» **YOUR GOAL**: Please quote every line word for word.

» **RECORDS FOR PROCESSING**:
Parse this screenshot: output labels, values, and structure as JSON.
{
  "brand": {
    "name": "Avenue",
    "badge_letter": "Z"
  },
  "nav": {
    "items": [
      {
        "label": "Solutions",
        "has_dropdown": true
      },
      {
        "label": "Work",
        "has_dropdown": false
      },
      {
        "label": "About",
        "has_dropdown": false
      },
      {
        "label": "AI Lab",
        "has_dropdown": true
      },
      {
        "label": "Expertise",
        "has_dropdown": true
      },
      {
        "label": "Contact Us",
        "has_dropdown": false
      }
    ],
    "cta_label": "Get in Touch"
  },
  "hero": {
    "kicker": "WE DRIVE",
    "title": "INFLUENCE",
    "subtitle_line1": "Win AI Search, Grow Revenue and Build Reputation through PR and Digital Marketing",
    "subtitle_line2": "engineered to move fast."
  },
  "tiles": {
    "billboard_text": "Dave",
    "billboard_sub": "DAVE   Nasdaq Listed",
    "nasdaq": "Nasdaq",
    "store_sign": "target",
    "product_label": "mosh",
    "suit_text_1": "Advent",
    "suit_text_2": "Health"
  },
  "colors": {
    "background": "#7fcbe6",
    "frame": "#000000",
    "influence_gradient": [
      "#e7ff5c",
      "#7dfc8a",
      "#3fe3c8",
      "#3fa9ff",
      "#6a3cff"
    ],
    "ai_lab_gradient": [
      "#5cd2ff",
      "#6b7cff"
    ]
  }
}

» **RESULT FOR THIS EXERCISE**:
Parse this screenshot: output labels, values, and structure as JSON.
{
  "brand": {
    "name": "Avenue",
    "badge_letter": "Z"
  },
  "nav": {
    "items": [
      {
        "label": "Solutions",
        "has_dropdown": true
      },
      {
        "label": "Work",
        "has_dropdown": false
      },
      {
        "label": "About",
        "has_dropdown": false
      },
      {
        "label": "AI Lab",
        "has_dropdown": true
      },
      {
        "label": "Expertise",
        "has_dropdown": true
      },
      {
        "label": "Contact Us",
        "has_dropdown": false
      }
    ],
    "cta_label": "Get in Touch"
  },
  "hero": {
    "kicker": "WE DRIVE",
    "title": "INFLUENCE",
    "subtitle_line1": "Win AI Search, Grow Revenue and Build Reputation through PR and Digital Marketing",
    "subtitle_line2": "engineered to move fast."
  },
  "tiles": {
    "billboard_text": "Dave",
    "billboard_sub": "DAVE   Nasdaq Listed",
    "nasdaq": "Nasdaq",
    "store_sign": "target",
    "product_label": "mosh",
    "suit_text_1": "Advent",
    "suit_text_2": "Health"
  },
  "colors": {
    "background": "#7fcbe6",
    "frame": "#000000",
    "influence_gradient": [
      "#e7ff5c",
      "#7dfc8a",
      "#3fe3c8",
      "#3fa9ff",
      "#6a3cff"
    ],
    "ai_lab_gradient": [
      "#5cd2ff",
      "#6b7cff"
    ]
  }
}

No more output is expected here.